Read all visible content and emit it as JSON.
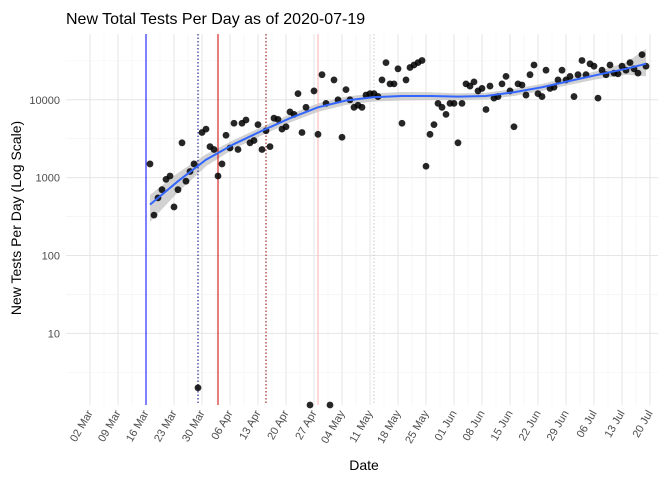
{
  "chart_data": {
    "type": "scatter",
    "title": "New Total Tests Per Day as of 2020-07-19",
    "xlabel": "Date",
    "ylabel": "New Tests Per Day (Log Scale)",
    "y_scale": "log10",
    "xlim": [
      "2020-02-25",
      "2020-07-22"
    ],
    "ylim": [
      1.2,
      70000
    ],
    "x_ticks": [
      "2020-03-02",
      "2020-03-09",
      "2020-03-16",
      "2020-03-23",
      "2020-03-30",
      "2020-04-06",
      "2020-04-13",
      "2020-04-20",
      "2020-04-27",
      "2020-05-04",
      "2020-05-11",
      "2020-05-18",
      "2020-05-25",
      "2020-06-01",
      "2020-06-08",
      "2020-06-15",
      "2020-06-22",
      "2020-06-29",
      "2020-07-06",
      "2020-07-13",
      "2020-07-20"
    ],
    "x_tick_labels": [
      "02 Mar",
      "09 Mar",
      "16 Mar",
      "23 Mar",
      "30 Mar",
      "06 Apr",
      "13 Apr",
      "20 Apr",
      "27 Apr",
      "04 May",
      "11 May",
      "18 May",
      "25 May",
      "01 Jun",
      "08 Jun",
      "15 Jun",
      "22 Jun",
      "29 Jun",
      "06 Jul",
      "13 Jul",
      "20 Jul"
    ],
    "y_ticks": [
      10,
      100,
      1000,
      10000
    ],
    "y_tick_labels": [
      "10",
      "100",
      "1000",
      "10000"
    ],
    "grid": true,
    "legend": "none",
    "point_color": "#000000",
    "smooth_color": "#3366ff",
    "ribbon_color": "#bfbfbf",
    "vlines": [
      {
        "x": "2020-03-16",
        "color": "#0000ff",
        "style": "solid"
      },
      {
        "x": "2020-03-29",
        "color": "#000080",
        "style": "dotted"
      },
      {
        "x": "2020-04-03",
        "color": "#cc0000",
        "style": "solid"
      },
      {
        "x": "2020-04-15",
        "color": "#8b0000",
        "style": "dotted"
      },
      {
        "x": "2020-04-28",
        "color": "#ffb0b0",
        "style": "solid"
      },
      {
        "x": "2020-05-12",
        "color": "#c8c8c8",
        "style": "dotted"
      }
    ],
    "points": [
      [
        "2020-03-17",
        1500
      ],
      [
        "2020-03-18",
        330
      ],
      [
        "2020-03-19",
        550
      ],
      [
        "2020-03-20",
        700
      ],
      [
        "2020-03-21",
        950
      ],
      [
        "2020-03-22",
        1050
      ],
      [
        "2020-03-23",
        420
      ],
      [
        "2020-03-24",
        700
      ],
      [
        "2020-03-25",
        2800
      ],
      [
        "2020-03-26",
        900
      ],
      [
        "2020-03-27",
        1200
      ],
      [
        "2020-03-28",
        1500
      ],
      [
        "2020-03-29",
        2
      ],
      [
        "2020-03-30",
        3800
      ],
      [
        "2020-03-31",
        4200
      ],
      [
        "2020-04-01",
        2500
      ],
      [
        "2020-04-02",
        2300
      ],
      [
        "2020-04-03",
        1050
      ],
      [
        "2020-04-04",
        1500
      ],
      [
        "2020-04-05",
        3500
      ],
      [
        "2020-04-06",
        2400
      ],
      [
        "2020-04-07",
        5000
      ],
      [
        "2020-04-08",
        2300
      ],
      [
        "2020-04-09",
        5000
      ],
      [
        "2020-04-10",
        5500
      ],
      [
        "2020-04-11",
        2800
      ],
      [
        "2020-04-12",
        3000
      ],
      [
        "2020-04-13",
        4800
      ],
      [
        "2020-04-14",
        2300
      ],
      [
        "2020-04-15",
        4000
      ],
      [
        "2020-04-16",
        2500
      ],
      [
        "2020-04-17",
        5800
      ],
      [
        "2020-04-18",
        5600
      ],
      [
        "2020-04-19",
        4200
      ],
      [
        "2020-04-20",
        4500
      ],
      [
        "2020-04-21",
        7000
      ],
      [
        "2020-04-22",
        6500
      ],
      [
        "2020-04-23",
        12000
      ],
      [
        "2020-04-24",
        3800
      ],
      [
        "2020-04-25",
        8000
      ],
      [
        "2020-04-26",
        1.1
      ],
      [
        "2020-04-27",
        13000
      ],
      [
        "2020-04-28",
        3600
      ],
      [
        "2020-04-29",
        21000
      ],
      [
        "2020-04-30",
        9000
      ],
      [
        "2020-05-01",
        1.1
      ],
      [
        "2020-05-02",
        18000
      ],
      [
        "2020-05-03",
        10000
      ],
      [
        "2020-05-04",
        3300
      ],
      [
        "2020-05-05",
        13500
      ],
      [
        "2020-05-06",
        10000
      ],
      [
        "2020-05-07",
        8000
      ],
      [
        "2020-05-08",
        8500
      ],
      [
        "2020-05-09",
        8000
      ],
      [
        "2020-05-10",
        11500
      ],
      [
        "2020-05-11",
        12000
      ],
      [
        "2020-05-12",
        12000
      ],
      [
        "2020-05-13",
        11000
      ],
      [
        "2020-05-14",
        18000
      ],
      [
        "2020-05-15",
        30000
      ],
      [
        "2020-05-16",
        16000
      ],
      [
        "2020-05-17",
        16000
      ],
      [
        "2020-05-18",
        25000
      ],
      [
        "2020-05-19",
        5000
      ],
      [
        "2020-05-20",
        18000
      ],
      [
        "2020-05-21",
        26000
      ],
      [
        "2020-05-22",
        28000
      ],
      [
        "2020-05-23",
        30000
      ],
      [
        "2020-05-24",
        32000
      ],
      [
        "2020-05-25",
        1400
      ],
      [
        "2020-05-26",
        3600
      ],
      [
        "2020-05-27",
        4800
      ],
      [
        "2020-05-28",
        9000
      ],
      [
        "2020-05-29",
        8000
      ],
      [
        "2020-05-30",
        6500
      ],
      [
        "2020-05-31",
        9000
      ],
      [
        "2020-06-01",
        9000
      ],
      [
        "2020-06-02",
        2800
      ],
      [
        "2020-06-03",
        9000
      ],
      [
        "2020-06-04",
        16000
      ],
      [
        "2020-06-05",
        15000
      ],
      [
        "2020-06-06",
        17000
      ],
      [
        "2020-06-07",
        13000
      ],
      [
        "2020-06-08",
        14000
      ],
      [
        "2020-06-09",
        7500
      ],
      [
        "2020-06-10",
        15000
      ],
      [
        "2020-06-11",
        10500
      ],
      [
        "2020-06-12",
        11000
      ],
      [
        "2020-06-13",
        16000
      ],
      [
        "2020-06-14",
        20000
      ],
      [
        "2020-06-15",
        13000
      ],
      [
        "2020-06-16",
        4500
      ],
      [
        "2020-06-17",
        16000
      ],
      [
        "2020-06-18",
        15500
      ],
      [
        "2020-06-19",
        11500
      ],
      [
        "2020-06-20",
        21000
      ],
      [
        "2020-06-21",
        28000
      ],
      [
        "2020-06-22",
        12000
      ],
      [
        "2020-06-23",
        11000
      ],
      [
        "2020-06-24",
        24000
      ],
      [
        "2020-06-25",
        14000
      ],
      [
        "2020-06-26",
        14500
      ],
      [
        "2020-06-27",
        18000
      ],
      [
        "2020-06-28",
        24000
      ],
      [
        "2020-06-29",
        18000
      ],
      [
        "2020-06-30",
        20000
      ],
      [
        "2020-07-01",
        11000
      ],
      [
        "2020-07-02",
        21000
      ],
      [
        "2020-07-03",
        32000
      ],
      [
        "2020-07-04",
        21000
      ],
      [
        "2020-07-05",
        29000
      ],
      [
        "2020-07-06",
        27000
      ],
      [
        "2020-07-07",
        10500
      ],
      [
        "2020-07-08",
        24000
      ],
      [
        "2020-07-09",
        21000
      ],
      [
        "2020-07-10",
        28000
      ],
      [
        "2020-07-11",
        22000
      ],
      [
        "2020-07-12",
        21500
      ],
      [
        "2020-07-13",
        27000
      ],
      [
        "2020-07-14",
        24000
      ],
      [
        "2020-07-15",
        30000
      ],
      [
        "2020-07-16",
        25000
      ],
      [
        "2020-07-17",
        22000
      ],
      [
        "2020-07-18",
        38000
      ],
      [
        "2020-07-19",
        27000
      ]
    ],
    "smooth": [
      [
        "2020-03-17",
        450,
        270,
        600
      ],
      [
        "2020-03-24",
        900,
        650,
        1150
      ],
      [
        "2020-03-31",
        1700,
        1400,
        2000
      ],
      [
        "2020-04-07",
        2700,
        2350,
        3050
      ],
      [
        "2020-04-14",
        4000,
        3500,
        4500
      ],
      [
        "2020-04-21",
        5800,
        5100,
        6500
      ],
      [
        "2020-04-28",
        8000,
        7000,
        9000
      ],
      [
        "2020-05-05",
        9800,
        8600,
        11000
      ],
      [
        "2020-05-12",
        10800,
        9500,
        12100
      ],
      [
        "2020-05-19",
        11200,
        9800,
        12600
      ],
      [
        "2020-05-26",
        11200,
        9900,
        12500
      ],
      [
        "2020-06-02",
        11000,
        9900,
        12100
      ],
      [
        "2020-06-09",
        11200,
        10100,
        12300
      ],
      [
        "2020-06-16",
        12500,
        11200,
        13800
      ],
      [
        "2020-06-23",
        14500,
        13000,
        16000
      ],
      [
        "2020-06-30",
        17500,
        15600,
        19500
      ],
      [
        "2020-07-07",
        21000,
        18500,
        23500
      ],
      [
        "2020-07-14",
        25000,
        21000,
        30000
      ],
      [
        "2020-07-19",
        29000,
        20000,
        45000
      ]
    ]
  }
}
○ ○ ○ ○ ○
# Your task
Going through the entries above line by line, work out how many lines include the word "Tests". Only the number is required.

# Reply to the task
2